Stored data

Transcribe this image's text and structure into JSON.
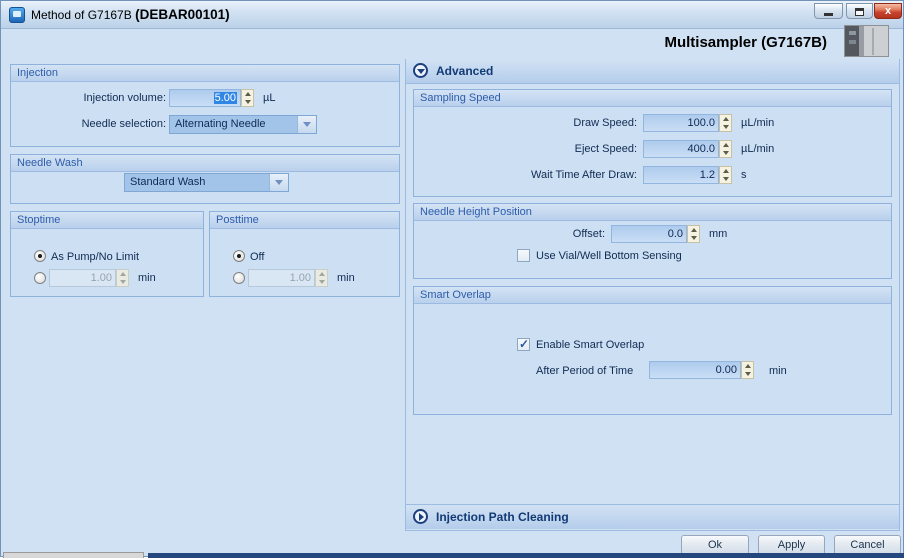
{
  "window": {
    "title_prefix": "Method of G7167B ",
    "title_suffix": "(DEBAR00101)",
    "close_glyph": "x",
    "header_title": "Multisampler (G7167B)"
  },
  "injection": {
    "title": "Injection",
    "volume_label": "Injection volume:",
    "volume_value": "5.00",
    "volume_unit": "µL",
    "needle_label": "Needle selection:",
    "needle_value": "Alternating Needle"
  },
  "needle_wash": {
    "title": "Needle Wash",
    "value": "Standard Wash"
  },
  "stoptime": {
    "title": "Stoptime",
    "option1": "As Pump/No Limit",
    "time_value": "1.00",
    "time_unit": "min"
  },
  "posttime": {
    "title": "Posttime",
    "option1": "Off",
    "time_value": "1.00",
    "time_unit": "min"
  },
  "advanced": {
    "title": "Advanced",
    "sampling_speed": {
      "title": "Sampling Speed",
      "rows": [
        {
          "label": "Draw Speed:",
          "value": "100.0",
          "unit": "µL/min"
        },
        {
          "label": "Eject Speed:",
          "value": "400.0",
          "unit": "µL/min"
        },
        {
          "label": "Wait Time After Draw:",
          "value": "1.2",
          "unit": "s"
        }
      ]
    },
    "needle_height": {
      "title": "Needle Height Position",
      "offset_label": "Offset:",
      "offset_value": "0.0",
      "offset_unit": "mm",
      "checkbox_label": "Use Vial/Well Bottom Sensing"
    },
    "smart_overlap": {
      "title": "Smart Overlap",
      "enable_label": "Enable Smart Overlap",
      "period_label": "After Period of Time",
      "period_value": "0.00",
      "period_unit": "min"
    }
  },
  "injection_path_cleaning": {
    "title": "Injection Path Cleaning"
  },
  "buttons": {
    "ok": "Ok",
    "apply": "Apply",
    "cancel": "Cancel"
  },
  "colors": {
    "accent_selection": "#3086e4",
    "band_text": "#123a75",
    "close_button": "#c8422c"
  }
}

# GOAL OF THE EXERCISE
Write out the full listing verbatim, excluding its pictures.

# OUTPUT
Transcribe this image's text and structure into JSON.
{
  "window": {
    "title_prefix": "Method of G7167B ",
    "title_suffix": "(DEBAR00101)",
    "close_glyph": "x",
    "header_title": "Multisampler (G7167B)"
  },
  "injection": {
    "title": "Injection",
    "volume_label": "Injection volume:",
    "volume_value": "5.00",
    "volume_unit": "µL",
    "needle_label": "Needle selection:",
    "needle_value": "Alternating Needle"
  },
  "needle_wash": {
    "title": "Needle Wash",
    "value": "Standard Wash"
  },
  "stoptime": {
    "title": "Stoptime",
    "option1": "As Pump/No Limit",
    "time_value": "1.00",
    "time_unit": "min"
  },
  "posttime": {
    "title": "Posttime",
    "option1": "Off",
    "time_value": "1.00",
    "time_unit": "min"
  },
  "advanced": {
    "title": "Advanced",
    "sampling_speed": {
      "title": "Sampling Speed",
      "rows": [
        {
          "label": "Draw Speed:",
          "value": "100.0",
          "unit": "µL/min"
        },
        {
          "label": "Eject Speed:",
          "value": "400.0",
          "unit": "µL/min"
        },
        {
          "label": "Wait Time After Draw:",
          "value": "1.2",
          "unit": "s"
        }
      ]
    },
    "needle_height": {
      "title": "Needle Height Position",
      "offset_label": "Offset:",
      "offset_value": "0.0",
      "offset_unit": "mm",
      "checkbox_label": "Use Vial/Well Bottom Sensing"
    },
    "smart_overlap": {
      "title": "Smart Overlap",
      "enable_label": "Enable Smart Overlap",
      "period_label": "After Period of Time",
      "period_value": "0.00",
      "period_unit": "min"
    }
  },
  "injection_path_cleaning": {
    "title": "Injection Path Cleaning"
  },
  "buttons": {
    "ok": "Ok",
    "apply": "Apply",
    "cancel": "Cancel"
  },
  "colors": {
    "accent_selection": "#3086e4",
    "band_text": "#123a75",
    "close_button": "#c8422c"
  }
}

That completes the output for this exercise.